[Written request] Every line of the records below should be restated exactly.

[Information given]
※

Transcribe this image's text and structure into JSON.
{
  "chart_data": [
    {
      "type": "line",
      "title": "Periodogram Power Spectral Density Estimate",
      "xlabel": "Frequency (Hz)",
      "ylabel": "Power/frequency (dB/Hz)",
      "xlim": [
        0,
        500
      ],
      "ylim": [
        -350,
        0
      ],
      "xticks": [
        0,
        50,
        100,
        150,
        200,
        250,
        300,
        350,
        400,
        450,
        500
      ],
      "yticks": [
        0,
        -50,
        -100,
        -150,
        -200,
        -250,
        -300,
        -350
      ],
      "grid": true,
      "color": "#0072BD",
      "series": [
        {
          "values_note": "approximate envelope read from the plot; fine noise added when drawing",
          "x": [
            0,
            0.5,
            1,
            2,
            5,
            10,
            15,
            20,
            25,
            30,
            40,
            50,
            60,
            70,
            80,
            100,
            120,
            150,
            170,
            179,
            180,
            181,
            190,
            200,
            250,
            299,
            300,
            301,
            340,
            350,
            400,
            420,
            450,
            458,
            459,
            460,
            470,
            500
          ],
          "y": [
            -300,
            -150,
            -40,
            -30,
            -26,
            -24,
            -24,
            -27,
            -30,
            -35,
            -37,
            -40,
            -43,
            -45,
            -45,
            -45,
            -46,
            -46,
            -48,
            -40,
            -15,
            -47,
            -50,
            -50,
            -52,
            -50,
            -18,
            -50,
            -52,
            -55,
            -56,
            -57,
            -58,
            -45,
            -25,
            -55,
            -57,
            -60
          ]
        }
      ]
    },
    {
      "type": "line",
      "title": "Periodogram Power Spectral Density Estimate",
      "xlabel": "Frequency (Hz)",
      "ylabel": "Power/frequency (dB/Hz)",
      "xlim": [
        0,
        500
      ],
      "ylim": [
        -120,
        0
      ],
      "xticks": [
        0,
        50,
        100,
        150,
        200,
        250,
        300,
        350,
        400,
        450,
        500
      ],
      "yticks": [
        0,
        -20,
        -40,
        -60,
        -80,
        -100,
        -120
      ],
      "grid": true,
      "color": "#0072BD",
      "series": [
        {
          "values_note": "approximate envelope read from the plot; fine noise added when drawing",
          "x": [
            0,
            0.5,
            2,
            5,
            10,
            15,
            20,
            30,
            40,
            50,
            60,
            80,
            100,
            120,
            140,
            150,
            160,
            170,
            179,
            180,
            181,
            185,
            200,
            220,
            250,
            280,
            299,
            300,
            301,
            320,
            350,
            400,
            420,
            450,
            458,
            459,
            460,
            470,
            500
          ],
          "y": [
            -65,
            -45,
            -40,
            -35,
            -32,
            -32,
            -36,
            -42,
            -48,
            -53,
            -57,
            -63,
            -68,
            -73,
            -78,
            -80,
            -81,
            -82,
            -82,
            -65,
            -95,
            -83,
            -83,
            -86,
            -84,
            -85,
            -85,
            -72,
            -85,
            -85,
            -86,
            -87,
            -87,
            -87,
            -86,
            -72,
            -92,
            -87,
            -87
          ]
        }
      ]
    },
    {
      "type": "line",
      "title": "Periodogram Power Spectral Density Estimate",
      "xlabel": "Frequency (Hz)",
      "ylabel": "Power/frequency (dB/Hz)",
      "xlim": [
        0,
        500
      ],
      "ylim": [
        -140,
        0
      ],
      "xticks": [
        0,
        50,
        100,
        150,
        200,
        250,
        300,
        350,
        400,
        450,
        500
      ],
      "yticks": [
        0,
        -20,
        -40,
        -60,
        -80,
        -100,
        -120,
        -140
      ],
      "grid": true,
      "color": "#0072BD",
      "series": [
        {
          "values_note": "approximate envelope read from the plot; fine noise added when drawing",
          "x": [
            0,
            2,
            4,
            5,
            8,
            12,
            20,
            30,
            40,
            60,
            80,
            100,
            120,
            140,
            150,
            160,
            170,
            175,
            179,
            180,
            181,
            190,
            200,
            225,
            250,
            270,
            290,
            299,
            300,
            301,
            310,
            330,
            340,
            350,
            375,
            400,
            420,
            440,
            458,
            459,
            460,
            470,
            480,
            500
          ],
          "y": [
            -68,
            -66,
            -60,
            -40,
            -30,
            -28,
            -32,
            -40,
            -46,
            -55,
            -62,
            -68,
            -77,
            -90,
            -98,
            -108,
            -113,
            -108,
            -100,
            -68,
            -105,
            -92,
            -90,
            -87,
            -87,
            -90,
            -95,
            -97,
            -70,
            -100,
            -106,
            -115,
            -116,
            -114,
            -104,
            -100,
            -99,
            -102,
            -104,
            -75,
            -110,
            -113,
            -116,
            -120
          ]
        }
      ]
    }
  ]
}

※

[Full output]
Transcribe this image's text and structure into JSON.
{
  "chart_data": [
    {
      "type": "line",
      "title": "Periodogram Power Spectral Density Estimate",
      "xlabel": "Frequency (Hz)",
      "ylabel": "Power/frequency (dB/Hz)",
      "xlim": [
        0,
        500
      ],
      "ylim": [
        -350,
        0
      ],
      "xticks": [
        0,
        50,
        100,
        150,
        200,
        250,
        300,
        350,
        400,
        450,
        500
      ],
      "yticks": [
        0,
        -50,
        -100,
        -150,
        -200,
        -250,
        -300,
        -350
      ],
      "grid": true,
      "color": "#0072BD",
      "series": [
        {
          "values_note": "approximate envelope read from the plot; fine noise added when drawing",
          "x": [
            0,
            0.5,
            1,
            2,
            5,
            10,
            15,
            20,
            25,
            30,
            40,
            50,
            60,
            70,
            80,
            100,
            120,
            150,
            170,
            179,
            180,
            181,
            190,
            200,
            250,
            299,
            300,
            301,
            340,
            350,
            400,
            420,
            450,
            458,
            459,
            460,
            470,
            500
          ],
          "y": [
            -300,
            -150,
            -40,
            -30,
            -26,
            -24,
            -24,
            -27,
            -30,
            -35,
            -37,
            -40,
            -43,
            -45,
            -45,
            -45,
            -46,
            -46,
            -48,
            -40,
            -15,
            -47,
            -50,
            -50,
            -52,
            -50,
            -18,
            -50,
            -52,
            -55,
            -56,
            -57,
            -58,
            -45,
            -25,
            -55,
            -57,
            -60
          ]
        }
      ]
    },
    {
      "type": "line",
      "title": "Periodogram Power Spectral Density Estimate",
      "xlabel": "Frequency (Hz)",
      "ylabel": "Power/frequency (dB/Hz)",
      "xlim": [
        0,
        500
      ],
      "ylim": [
        -120,
        0
      ],
      "xticks": [
        0,
        50,
        100,
        150,
        200,
        250,
        300,
        350,
        400,
        450,
        500
      ],
      "yticks": [
        0,
        -20,
        -40,
        -60,
        -80,
        -100,
        -120
      ],
      "grid": true,
      "color": "#0072BD",
      "series": [
        {
          "values_note": "approximate envelope read from the plot; fine noise added when drawing",
          "x": [
            0,
            0.5,
            2,
            5,
            10,
            15,
            20,
            30,
            40,
            50,
            60,
            80,
            100,
            120,
            140,
            150,
            160,
            170,
            179,
            180,
            181,
            185,
            200,
            220,
            250,
            280,
            299,
            300,
            301,
            320,
            350,
            400,
            420,
            450,
            458,
            459,
            460,
            470,
            500
          ],
          "y": [
            -65,
            -45,
            -40,
            -35,
            -32,
            -32,
            -36,
            -42,
            -48,
            -53,
            -57,
            -63,
            -68,
            -73,
            -78,
            -80,
            -81,
            -82,
            -82,
            -65,
            -95,
            -83,
            -83,
            -86,
            -84,
            -85,
            -85,
            -72,
            -85,
            -85,
            -86,
            -87,
            -87,
            -87,
            -86,
            -72,
            -92,
            -87,
            -87
          ]
        }
      ]
    },
    {
      "type": "line",
      "title": "Periodogram Power Spectral Density Estimate",
      "xlabel": "Frequency (Hz)",
      "ylabel": "Power/frequency (dB/Hz)",
      "xlim": [
        0,
        500
      ],
      "ylim": [
        -140,
        0
      ],
      "xticks": [
        0,
        50,
        100,
        150,
        200,
        250,
        300,
        350,
        400,
        450,
        500
      ],
      "yticks": [
        0,
        -20,
        -40,
        -60,
        -80,
        -100,
        -120,
        -140
      ],
      "grid": true,
      "color": "#0072BD",
      "series": [
        {
          "values_note": "approximate envelope read from the plot; fine noise added when drawing",
          "x": [
            0,
            2,
            4,
            5,
            8,
            12,
            20,
            30,
            40,
            60,
            80,
            100,
            120,
            140,
            150,
            160,
            170,
            175,
            179,
            180,
            181,
            190,
            200,
            225,
            250,
            270,
            290,
            299,
            300,
            301,
            310,
            330,
            340,
            350,
            375,
            400,
            420,
            440,
            458,
            459,
            460,
            470,
            480,
            500
          ],
          "y": [
            -68,
            -66,
            -60,
            -40,
            -30,
            -28,
            -32,
            -40,
            -46,
            -55,
            -62,
            -68,
            -77,
            -90,
            -98,
            -108,
            -113,
            -108,
            -100,
            -68,
            -105,
            -92,
            -90,
            -87,
            -87,
            -90,
            -95,
            -97,
            -70,
            -100,
            -106,
            -115,
            -116,
            -114,
            -104,
            -100,
            -99,
            -102,
            -104,
            -75,
            -110,
            -113,
            -116,
            -120
          ]
        }
      ]
    }
  ]
}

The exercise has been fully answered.